**** Data for processing

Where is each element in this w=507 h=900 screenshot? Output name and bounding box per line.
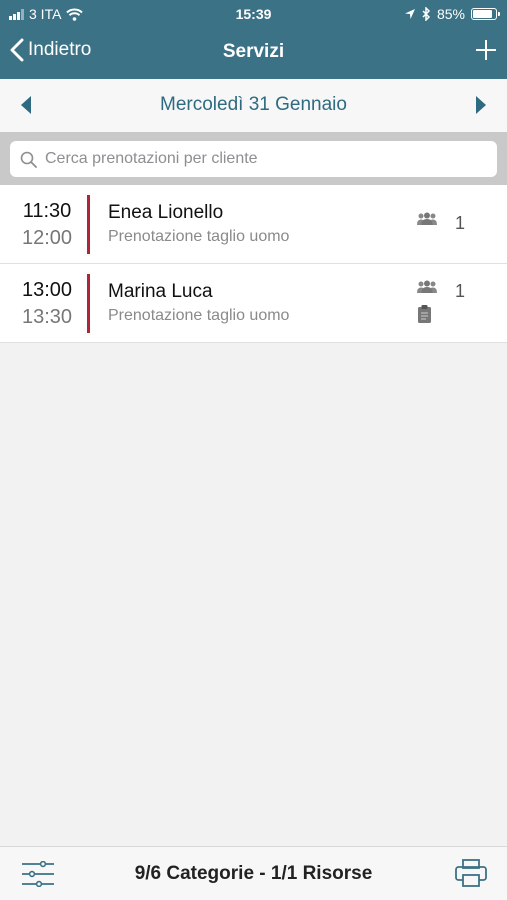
search-field[interactable] — [10, 141, 497, 177]
people-count: 1 — [455, 213, 466, 233]
chevron-left-icon — [10, 38, 24, 62]
battery-icon — [471, 8, 500, 20]
booking-start-time: 11:30 — [22, 200, 72, 222]
bluetooth-icon — [422, 7, 431, 21]
plus-icon[interactable] — [475, 39, 497, 61]
location-icon — [404, 9, 415, 19]
booking-start-time: 13:00 — [21, 279, 73, 301]
current-date: Mercoledì 31 Gennaio — [160, 94, 347, 115]
booking-row[interactable]: 13:00 13:30 Marina Luca Prenotazione tag… — [0, 264, 507, 343]
booking-description: Prenotazione taglio uomo — [108, 307, 290, 324]
booking-client-name: Enea Lionello — [108, 202, 224, 223]
filter-summary: 9/6 Categorie - 1/1 Risorse — [134, 863, 373, 884]
filter-sliders-icon[interactable] — [21, 861, 55, 887]
people-count: 1 — [455, 281, 466, 301]
top-bar: 3 ITA 15:39 85% Indietro Servizi — [0, 0, 507, 79]
booking-row[interactable]: 11:30 12:00 Enea Lionello Prenotazione t… — [0, 185, 507, 264]
booking-list: 11:30 12:00 Enea Lionello Prenotazione t… — [0, 185, 507, 343]
booking-client-name: Marina Luca — [108, 281, 213, 302]
search-bar — [0, 132, 507, 185]
people-icon — [417, 212, 437, 225]
bottom-toolbar: 9/6 Categorie - 1/1 Risorse — [0, 846, 507, 900]
next-day-arrow-icon[interactable] — [475, 95, 487, 115]
back-label: Indietro — [28, 39, 92, 60]
date-bar: Mercoledì 31 Gennaio — [0, 79, 507, 132]
back-button[interactable]: Indietro — [10, 38, 91, 62]
clipboard-note-icon — [418, 305, 431, 323]
search-icon — [20, 151, 37, 168]
people-icon — [417, 280, 437, 293]
navigation-bar: Indietro Servizi — [0, 28, 507, 79]
search-input[interactable] — [45, 150, 465, 168]
status-bar: 3 ITA 15:39 85% — [0, 0, 507, 28]
booking-end-time: 12:00 — [21, 227, 73, 249]
booking-end-time: 13:30 — [21, 306, 73, 328]
battery-percent: 85% — [436, 6, 465, 22]
booking-color-bar — [87, 195, 90, 254]
booking-color-bar — [87, 274, 90, 333]
booking-description: Prenotazione taglio uomo — [108, 228, 290, 245]
print-icon[interactable] — [455, 859, 487, 887]
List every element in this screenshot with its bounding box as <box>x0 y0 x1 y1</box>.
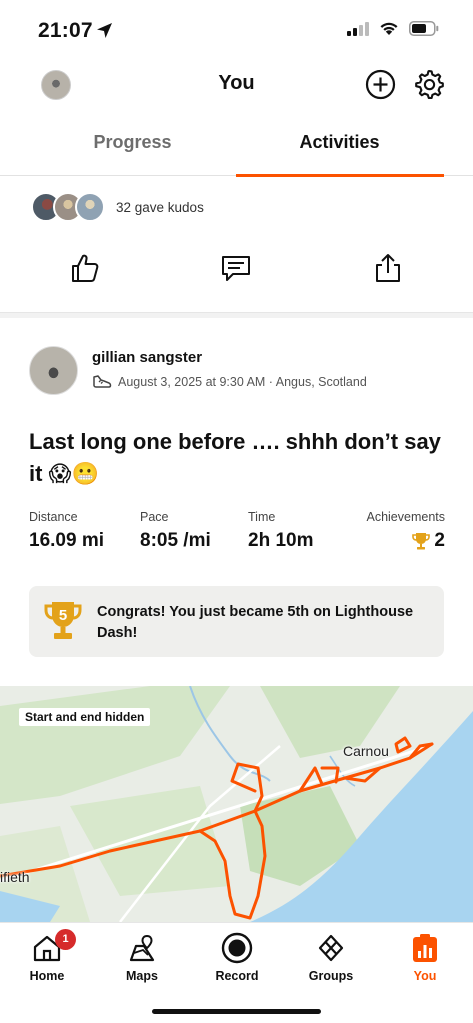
status-time: 21:07 <box>38 19 93 42</box>
nav-icon-wrap <box>197 931 277 965</box>
athlete-avatar[interactable] <box>29 346 78 395</box>
battery-icon <box>409 21 439 36</box>
status-bar: 21:07 <box>0 0 473 56</box>
tab-activities[interactable]: Activities <box>236 132 443 153</box>
kudos-count: 32 gave kudos <box>116 199 204 215</box>
athlete-name[interactable]: gillian sangster <box>92 349 202 366</box>
map-place-label: ifieth <box>0 869 30 885</box>
stat-distance: Distance 16.09 mi <box>29 510 104 552</box>
nav-icon-wrap <box>102 931 182 965</box>
gear-icon[interactable] <box>413 68 445 100</box>
nav-icon-wrap <box>385 931 465 965</box>
notification-badge: 1 <box>55 929 76 950</box>
nav-record[interactable]: Record <box>197 931 277 983</box>
stat-time: Time 2h 10m <box>248 510 313 552</box>
stat-pace: Pace 8:05 /mi <box>140 510 211 552</box>
active-tab-indicator <box>236 174 444 177</box>
wifi-icon <box>380 22 398 35</box>
kudos-row[interactable]: 32 gave kudos <box>31 190 204 224</box>
route-map[interactable]: Start and end hidden Carnou ifieth <box>0 686 473 922</box>
nav-label: Maps <box>126 969 158 983</box>
plus-circle-icon[interactable] <box>365 69 396 100</box>
section-divider <box>0 312 473 318</box>
share-icon[interactable] <box>373 252 403 284</box>
map-icon <box>129 934 155 962</box>
nav-icon-wrap <box>291 931 371 965</box>
nav-home[interactable]: 1 Home <box>7 929 87 983</box>
running-shoe-icon <box>93 375 112 388</box>
location-arrow-icon <box>97 23 112 38</box>
nav-label: Groups <box>308 969 354 983</box>
activity-actions <box>0 252 473 292</box>
trophy-icon: 5 <box>44 602 82 639</box>
achievement-banner[interactable]: 5 Congrats! You just became 5th on Light… <box>29 586 444 657</box>
activity-date-location: August 3, 2025 at 9:30 AM · Angus, Scotl… <box>118 375 367 389</box>
stat-value: 8:05 /mi <box>140 530 211 551</box>
thumbs-up-icon[interactable] <box>70 252 100 284</box>
trophy-icon <box>412 533 431 550</box>
stat-label: Achievements <box>366 510 445 524</box>
nav-groups[interactable]: Groups <box>291 931 371 983</box>
stat-label: Pace <box>140 510 169 524</box>
activity-stats: Distance 16.09 mi Pace 8:05 /mi Time 2h … <box>29 510 445 560</box>
activity-meta: August 3, 2025 at 9:30 AM · Angus, Scotl… <box>92 374 367 390</box>
map-privacy-badge: Start and end hidden <box>19 708 151 726</box>
nav-icon-wrap: 1 <box>7 929 87 965</box>
stat-achievements[interactable]: Achievements 2 <box>366 510 445 552</box>
activity-title[interactable]: Last long one before …. shhh don’t say i… <box>29 426 449 490</box>
cell-signal-icon <box>347 21 369 36</box>
comment-icon[interactable] <box>220 252 252 284</box>
stat-value: 2h 10m <box>248 530 314 551</box>
achievements-count: 2 <box>434 530 445 551</box>
stat-label: Distance <box>29 510 78 524</box>
stat-value: 2 <box>366 530 445 552</box>
stat-value: 16.09 mi <box>29 530 104 551</box>
tab-bar: Progress Activities <box>0 118 473 177</box>
map-place-label: Carnou <box>343 743 389 759</box>
stat-label: Time <box>248 510 276 524</box>
nav-you[interactable]: You <box>385 931 465 983</box>
kudos-avatar <box>75 192 105 222</box>
you-icon <box>413 934 437 962</box>
app-header: You <box>0 60 473 108</box>
tab-progress[interactable]: Progress <box>29 132 236 153</box>
trophy-rank: 5 <box>59 607 67 624</box>
bottom-navigation: 1 Home Maps Record Groups You <box>0 922 473 1023</box>
nav-maps[interactable]: Maps <box>102 931 182 983</box>
home-indicator[interactable] <box>152 1009 321 1014</box>
nav-label: You <box>413 969 437 983</box>
nav-label: Record <box>215 969 259 983</box>
record-icon <box>221 932 253 964</box>
groups-icon <box>318 934 344 962</box>
nav-label: Home <box>29 969 65 983</box>
page-title: You <box>218 72 255 94</box>
status-indicators <box>347 21 439 36</box>
achievement-text: Congrats! You just became 5th on Lightho… <box>97 604 414 641</box>
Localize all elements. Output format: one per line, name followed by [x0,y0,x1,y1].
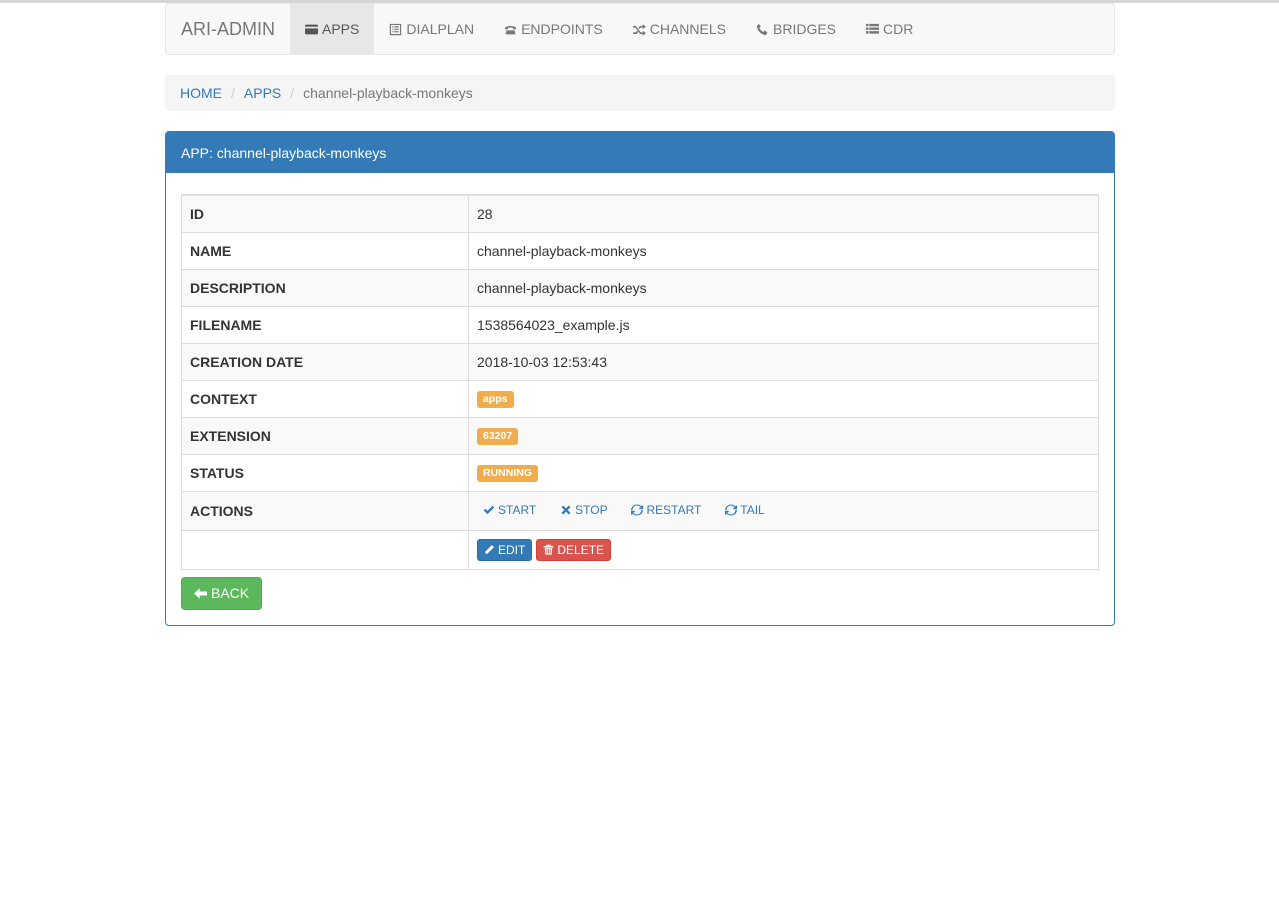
panel-body: ID 28 NAME channel-playback-monkeys DESC… [166,173,1114,625]
breadcrumb-apps-link[interactable]: APPS [244,85,281,101]
nav-item-label: ENDPOINTS [521,21,603,37]
row-label-id: ID [181,194,469,233]
pencil-icon [485,545,494,554]
stop-link[interactable]: STOP [560,502,608,517]
restart-label: RESTART [646,502,702,517]
nav-item-label: APPS [322,21,360,37]
brand-logo[interactable]: ARI-ADMIN [166,4,290,54]
row-value-filename: 1538564023_example.js [468,305,1099,344]
table-row: STATUS RUNNING [181,453,1099,492]
app-details-table: ID 28 NAME channel-playback-monkeys DESC… [181,194,1099,570]
nav-item-label: CDR [883,21,914,37]
breadcrumb: HOME / APPS / channel-playback-monkeys [165,75,1115,111]
context-badge: apps [477,391,514,408]
row-label-extension: EXTENSION [181,416,469,455]
nav-item-label: DIALPLAN [406,21,475,37]
edit-label: EDIT [498,542,526,557]
nav-item-apps[interactable]: APPS [290,4,375,54]
trash-icon [544,544,554,555]
credit-card-icon [305,24,318,34]
table-row: EXTENSION 63207 [181,416,1099,455]
list-icon [866,23,880,34]
table-row: FILENAME 1538564023_example.js [181,305,1099,344]
app-detail-panel: APP: channel-playback-monkeys ID 28 NAME… [165,131,1115,626]
nav-item-cdr[interactable]: CDR [851,4,928,54]
nav-item-label: BRIDGES [773,21,837,37]
breadcrumb-current: channel-playback-monkeys [303,85,473,101]
row-label-context: CONTEXT [181,379,469,418]
refresh-icon [725,504,738,515]
row-value-creation-date: 2018-10-03 12:53:43 [468,342,1099,381]
row-value-extension: 63207 [468,416,1099,455]
row-label-status: STATUS [181,453,469,492]
row-label-filename: FILENAME [181,305,469,344]
remove-icon [561,505,571,514]
nav-item-channels[interactable]: CHANNELS [618,4,741,54]
row-value-actions: START STOP RESTART TAIL [468,490,1099,531]
extension-badge: 63207 [477,428,519,445]
nav-item-bridges[interactable]: BRIDGES [741,4,851,54]
back-button[interactable]: BACK [181,576,263,610]
table-row: NAME channel-playback-monkeys [181,231,1099,270]
arrow-left-icon [194,587,207,599]
start-label: START [498,502,537,517]
checkmark-icon [483,505,495,514]
back-label: BACK [211,585,250,601]
start-link[interactable]: START [483,503,536,517]
row-label-name: NAME [181,231,469,270]
edit-button[interactable]: EDIT [477,538,533,561]
row-value-context: apps [468,379,1099,418]
row-value-status: RUNNING [468,453,1099,492]
panel-title: APP: channel-playback-monkeys [166,132,1114,173]
breadcrumb-home-link[interactable]: HOME [180,85,222,101]
table-row: DESCRIPTION channel-playback-monkeys [181,268,1099,307]
earphone-icon [756,23,768,35]
table-row: CONTEXT apps [181,379,1099,418]
table-row: ACTIONS START STOP RESTART TAIL [181,490,1099,531]
random-icon [632,23,646,36]
table-row: CREATION DATE 2018-10-03 12:53:43 [181,342,1099,381]
stop-label: STOP [575,502,608,517]
breadcrumb-separator: / [290,85,295,101]
row-label-creation-date: CREATION DATE [181,342,469,381]
nav-item-dialplan[interactable]: DIALPLAN [374,4,489,54]
row-value-id: 28 [468,194,1099,233]
breadcrumb-separator: / [231,85,235,101]
row-label-description: DESCRIPTION [181,268,469,307]
restart-link[interactable]: RESTART [631,503,701,517]
tail-label: TAIL [740,502,765,517]
nav-item-label: CHANNELS [649,21,726,37]
delete-button[interactable]: DELETE [536,538,612,561]
top-navbar: ARI-ADMIN APPS DIALPLAN ENDPOINTS CHANNE… [165,3,1115,55]
table-row: EDIT DELETE [181,529,1099,570]
row-label-actions: ACTIONS [181,490,469,531]
delete-label: DELETE [557,542,605,557]
row-value-description: channel-playback-monkeys [468,268,1099,307]
table-row: ID 28 [181,194,1099,233]
nav-item-endpoints[interactable]: ENDPOINTS [489,4,618,54]
list-alt-icon [390,23,402,35]
refresh-icon [631,504,644,515]
row-value-buttons: EDIT DELETE [468,529,1099,570]
tail-link[interactable]: TAIL [725,502,765,517]
row-value-name: channel-playback-monkeys [468,231,1099,270]
status-badge: RUNNING [477,465,538,482]
row-label-empty [181,529,469,570]
phone-alt-icon [504,25,517,34]
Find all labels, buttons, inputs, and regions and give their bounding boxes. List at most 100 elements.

********

**Given problem**.
Please rewrite the items from the line with "status-time: 21:07 <box>38 19 93 42</box>" up to and including the line with "tab-activities[interactable]: Activities <box>236" as a JSON list of strings, one string per line, leaving out any blank lines.

**Solution**.
[
  "status-time: 21:07 <box>38 19 93 42</box>",
  "nav-icon-wrap <box>197 931 277 965</box>",
  "athlete-avatar[interactable] <box>29 346 78 395</box>",
  "battery-icon <box>409 21 439 36</box>",
  "status-bar: 21:07 <box>0 0 473 56</box>",
  "tab-activities[interactable]: Activities <box>236 132 443 153</box>"
]